- _Instructions to follow_:
Every line containing the word "القيامة" needs to be found and copied.

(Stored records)
>> begin
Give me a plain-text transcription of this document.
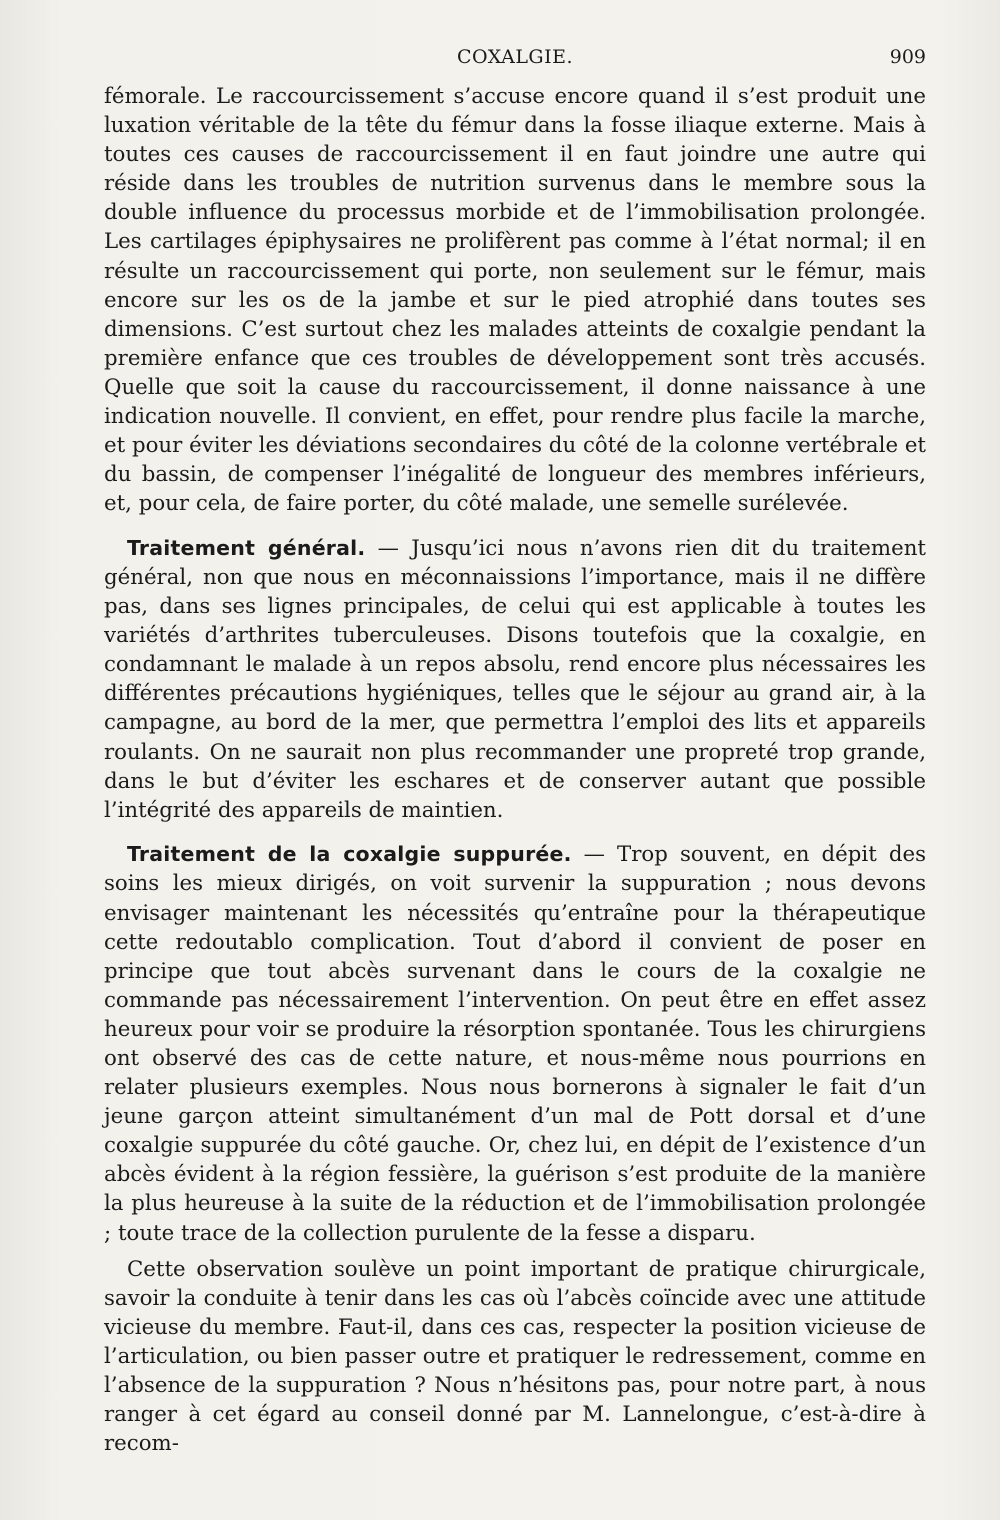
COXALGIE.	909

fémorale. Le raccourcissement s’accuse encore quand il s’est produit une luxation véritable de la tête du fémur dans la fosse iliaque externe. Mais à toutes ces causes de raccourcissement il en faut joindre une autre qui réside dans les troubles de nutrition survenus dans le membre sous la double influence du processus morbide et de l’immobilisation prolongée. Les cartilages épiphysaires ne prolifèrent pas comme à l’état normal; il en résulte un raccourcissement qui porte, non seulement sur le fémur, mais encore sur les os de la jambe et sur le pied atrophié dans toutes ses dimensions. C’est surtout chez les malades atteints de coxalgie pendant la première enfance que ces troubles de développement sont très accusés. Quelle que soit la cause du raccourcissement, il donne naissance à une indication nouvelle. Il convient, en effet, pour rendre plus facile la marche, et pour éviter les déviations secondaires du côté de la colonne vertébrale et du bassin, de compenser l’inégalité de longueur des membres inférieurs, et, pour cela, de faire porter, du côté malade, une semelle surélevée.

Traitement général. — Jusqu’ici nous n’avons rien dit du traitement général, non que nous en méconnaissions l’importance, mais il ne diffère pas, dans ses lignes principales, de celui qui est applicable à toutes les variétés d’arthrites tuberculeuses. Disons toutefois que la coxalgie, en condamnant le malade à un repos absolu, rend encore plus nécessaires les différentes précautions hygiéniques, telles que le séjour au grand air, à la campagne, au bord de la mer, que permettra l’emploi des lits et appareils roulants. On ne saurait non plus recommander une propreté trop grande, dans le but d’éviter les eschares et de conserver autant que possible l’intégrité des appareils de maintien.

Traitement de la coxalgie suppurée. — Trop souvent, en dépit des soins les mieux dirigés, on voit survenir la suppuration ; nous devons envisager maintenant les nécessités qu’entraîne pour la thérapeutique cette redoutablo complication. Tout d’abord il convient de poser en principe que tout abcès survenant dans le cours de la coxalgie ne commande pas nécessairement l’intervention. On peut être en effet assez heureux pour voir se produire la résorption spontanée. Tous les chirurgiens ont observé des cas de cette nature, et nous-même nous pourrions en relater plusieurs exemples. Nous nous bornerons à signaler le fait d’un jeune garçon atteint simultanément d’un mal de Pott dorsal et d’une coxalgie suppurée du côté gauche. Or, chez lui, en dépit de l’existence d’un abcès évident à la région fessière, la guérison s’est produite de la manière la plus heureuse à la suite de la réduction et de l’immobilisation prolongée ; toute trace de la collection purulente de la fesse a disparu.

Cette observation soulève un point important de pratique chirurgicale, savoir la conduite à tenir dans les cas où l’abcès coïncide avec une attitude vicieuse du membre. Faut-il, dans ces cas, respecter la position vicieuse de l’articulation, ou bien passer outre et pratiquer le redressement, comme en l’absence de la suppuration ? Nous n’hésitons pas, pour notre part, à nous ranger à cet égard au conseil donné par M. Lannelongue, c’est-à-dire à recom-
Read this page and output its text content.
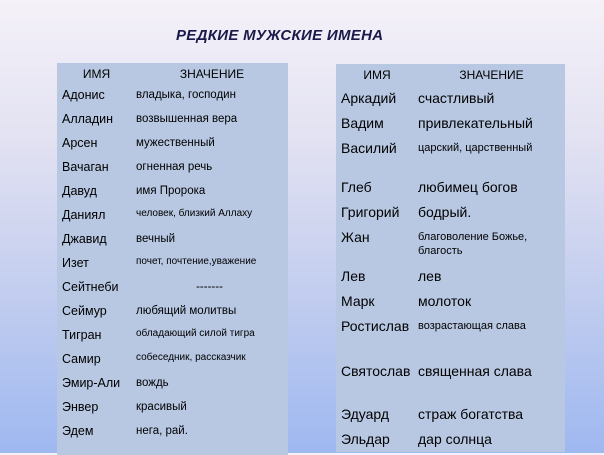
РЕДКИЕ МУЖСКИЕ ИМЕНА
ИМЯ	ЗНАЧЕНИЕ
Адонис	владыка, господин
Алладин	возвышенная вера
Арсен	мужественный
Вачаган	огненная речь
Давуд	имя Пророка
Даниял	человек, близкий Аллаху
Джавид	вечный
Изет	почет, почтение,уважение
Сейтнеби	-------
Сеймур	любящий молитвы
Тигран	обладающий силой тигра
Самир	собеседник, рассказчик
Эмир-Али	вождь
Энвер	красивый
Эдем	нега, рай.
ИМЯ	ЗНАЧЕНИЕ
Аркадий	счастливый
Вадим	привлекательный
Василий	царский, царственный
Глеб	любимец богов
Григорий	бодрый.
Жан	благоволение Божье, благость
Лев	лев
Марк	молоток
Ростислав	возрастающая слава
Святослав	священная слава
Эдуард	страж богатства
Эльдар	дар солнца
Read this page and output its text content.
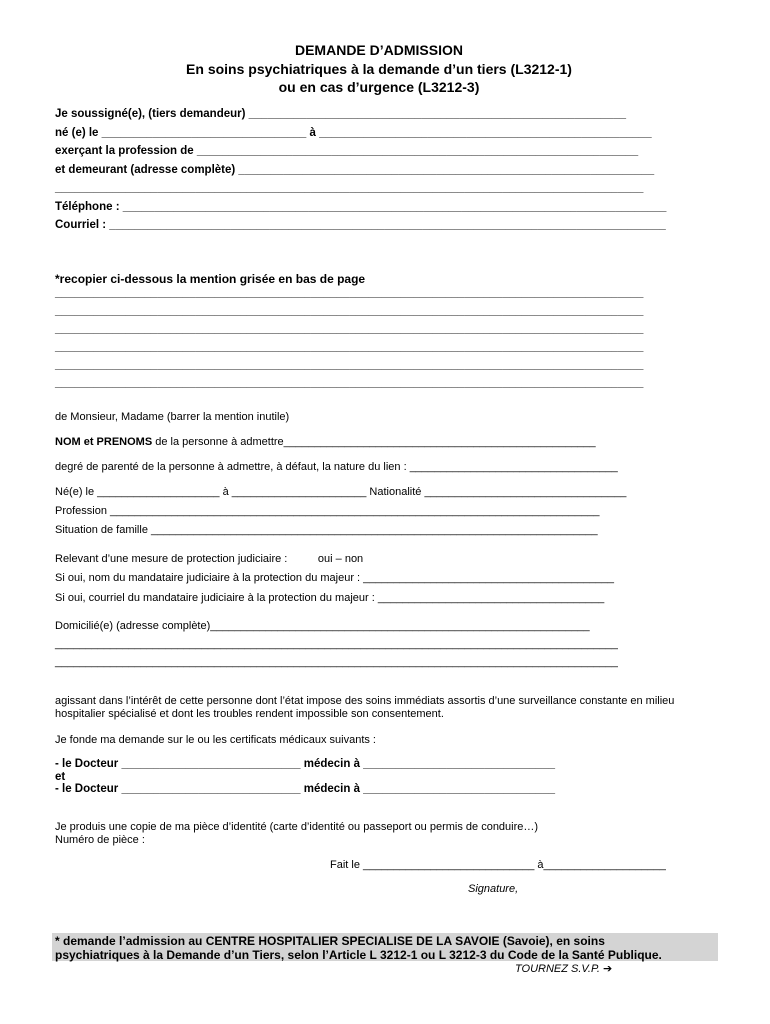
DEMANDE D’ADMISSION
En soins psychiatriques à la demande d’un tiers (L3212-1)
ou en cas d’urgence (L3212-3)
Je soussigné(e), (tiers demandeur) ___________________________________________________________
né (e) le ________________________________ à ____________________________________________________
exerçant la profession de _____________________________________________________________________
et demeurant (adresse complète) _________________________________________________________________
____________________________________________________________________________________________
Téléphone : _____________________________________________________________________________________
Courriel : _______________________________________________________________________________________
*recopier ci-dessous la mention grisée en bas de page
____________________________________________________________________________________________
____________________________________________________________________________________________
____________________________________________________________________________________________
____________________________________________________________________________________________
____________________________________________________________________________________________
____________________________________________________________________________________________
de Monsieur, Madame (barrer la mention inutile)
NOM et PRENOMS de la personne à admettre___________________________________________________
degré de parenté de la personne à admettre, à défaut, la nature du lien : __________________________________
Né(e) le ____________________ à ______________________ Nationalité _________________________________
Profession ________________________________________________________________________________
Situation de famille _________________________________________________________________________
Relevant d’une mesure de protection judiciaire :          oui – non
Si oui, nom du mandataire judiciaire à la protection du majeur : _________________________________________
Si oui, courriel du mandataire judiciaire à la protection du majeur : _____________________________________
Domicilié(e) (adresse complète)______________________________________________________________
____________________________________________________________________________________________
____________________________________________________________________________________________
agissant dans l’intérêt de cette personne dont l’état impose des soins immédiats assortis d’une surveillance constante en milieu
hospitalier spécialisé et dont les troubles rendent impossible son consentement.
Je fonde ma demande sur le ou les certificats médicaux suivants :
- le Docteur ____________________________ médecin à ______________________________
et
- le Docteur ____________________________ médecin à ______________________________
Je produis une copie de ma pièce d’identité (carte d’identité ou passeport ou permis de conduire…)
Numéro de pièce :
Fait le ____________________________ à____________________
Signature,
* demande l’admission au CENTRE HOSPITALIER SPECIALISE DE LA SAVOIE (Savoie), en soins
psychiatriques à la Demande d’un Tiers, selon l’Article L 3212-1 ou L 3212-3 du Code de la Santé Publique.
TOURNEZ S.V.P. ➔
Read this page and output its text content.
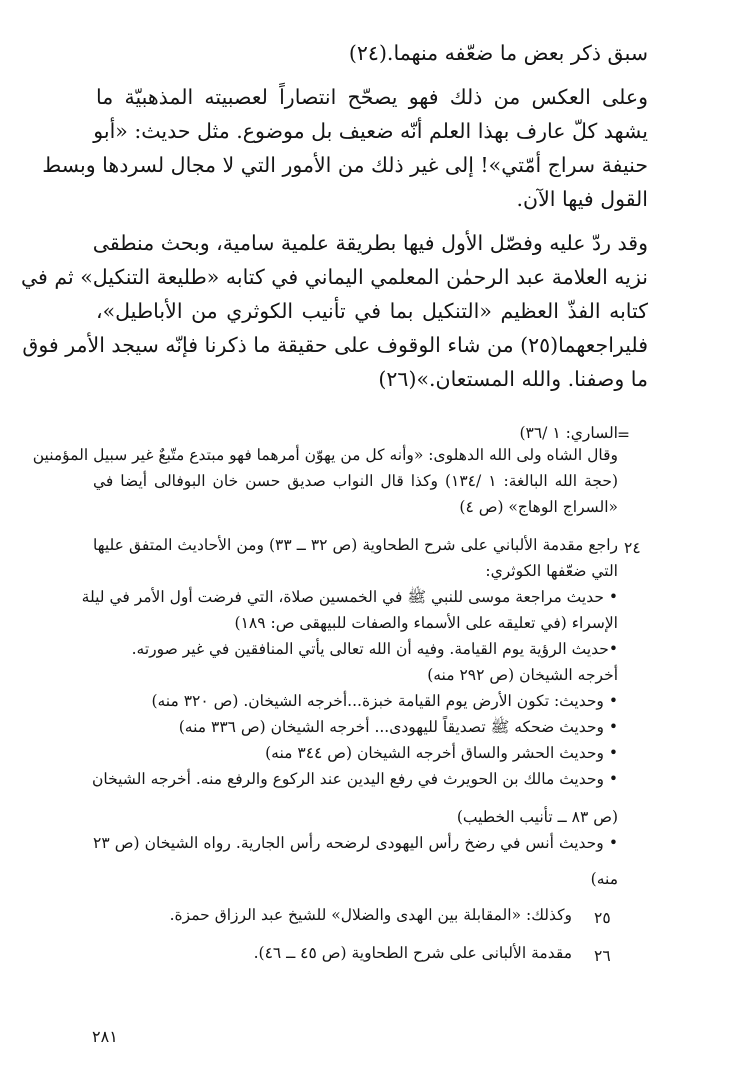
سبق ذكر بعض ما ضعّفه منهما.(٢٤)

وعلى العكس من ذلك فهو يصحّح انتصاراً لعصبيته المذهبيّة ما

يشهد كلّ عارف بهذا العلم أنّه ضعيف بل موضوع. مثل حديث: «أبو

حنيفة سراج أمّتي»! إلى غير ذلك من الأمور التي لا مجال لسردها وبسط

القول فيها الآن.

وقد ردّ عليه وفصّل الأول فيها بطريقة علمية سامية، وبحث منطقى

نزيه العلامة عبد الرحمٰن المعلمي اليماني في كتابه «طليعة التنكيل» ثم في

كتابه الفذّ العظيم «التنكيل بما في تأنيب الكوثري من الأباطيل»،

فليراجعهما(٢٥) من شاء الوقوف على حقيقة ما ذكرنا فإنّه سيجد الأمر فوق

ما وصفنا. والله المستعان.»(٢٦)

=

الساري: ١ /٣٦)

وقال الشاه ولى الله الدهلوى: «وأنه كل من يهوّن أمرهما فهو مبتدع متّبعٌ غير سبيل المؤمنين

(حجة الله البالغة: ١ /١٣٤) وكذا قال النواب صديق حسن خان البوفالى أيضا في

«السراج الوهاج» (ص ٤)

٢٤

راجع مقدمة الألباني على شرح الطحاوية (ص ٣٢ ــ ٣٣) ومن الأحاديث المتفق عليها

التي ضعّفها الكوثري:

• حديث مراجعة موسى للنبي ﷺ في الخمسين صلاة، التي فرضت أول الأمر في ليلة

الإسراء (في تعليقه على الأسماء والصفات للبيهقى ص: ١٨٩)

•حديث الرؤية يوم القيامة. وفيه أن الله تعالى يأتي المنافقين في غير صورته.

أخرجه الشيخان (ص ٢٩٢ منه)

• وحديث: تكون الأرض يوم القيامة خبزة...أخرجه الشيخان. (ص ٣٢٠ منه)

• وحديث ضحكه ﷺ تصديقاً لليهودى... أخرجه الشيخان (ص ٣٣٦ منه)

• وحديث الحشر والساق أخرجه الشيخان (ص ٣٤٤ منه)

• وحديث مالك بن الحويرث في رفع اليدين عند الركوع والرفع منه. أخرجه الشيخان

(ص ٨٣ ــ تأنيب الخطيب)

• وحديث أنس في رضخ رأس اليهودى لرضحه رأس الجارية. رواه الشيخان (ص ٢٣

منه)

٢٥

وكذلك: «المقابلة بين الهدى والضلال» للشيخ عبد الرزاق حمزة.

٢٦

مقدمة الألبانى على شرح الطحاوية (ص ٤٥ ــ ٤٦).

٢٨١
>> end
- _Answer to this exercise_:
•حديث الرؤية يوم القيامة. وفيه أن الله تعالى يأتي المنافقين في غير صورته.
• وحديث: تكون الأرض يوم القيامة خبزة...أخرجه الشيخان. (ص ٣٢٠ منه)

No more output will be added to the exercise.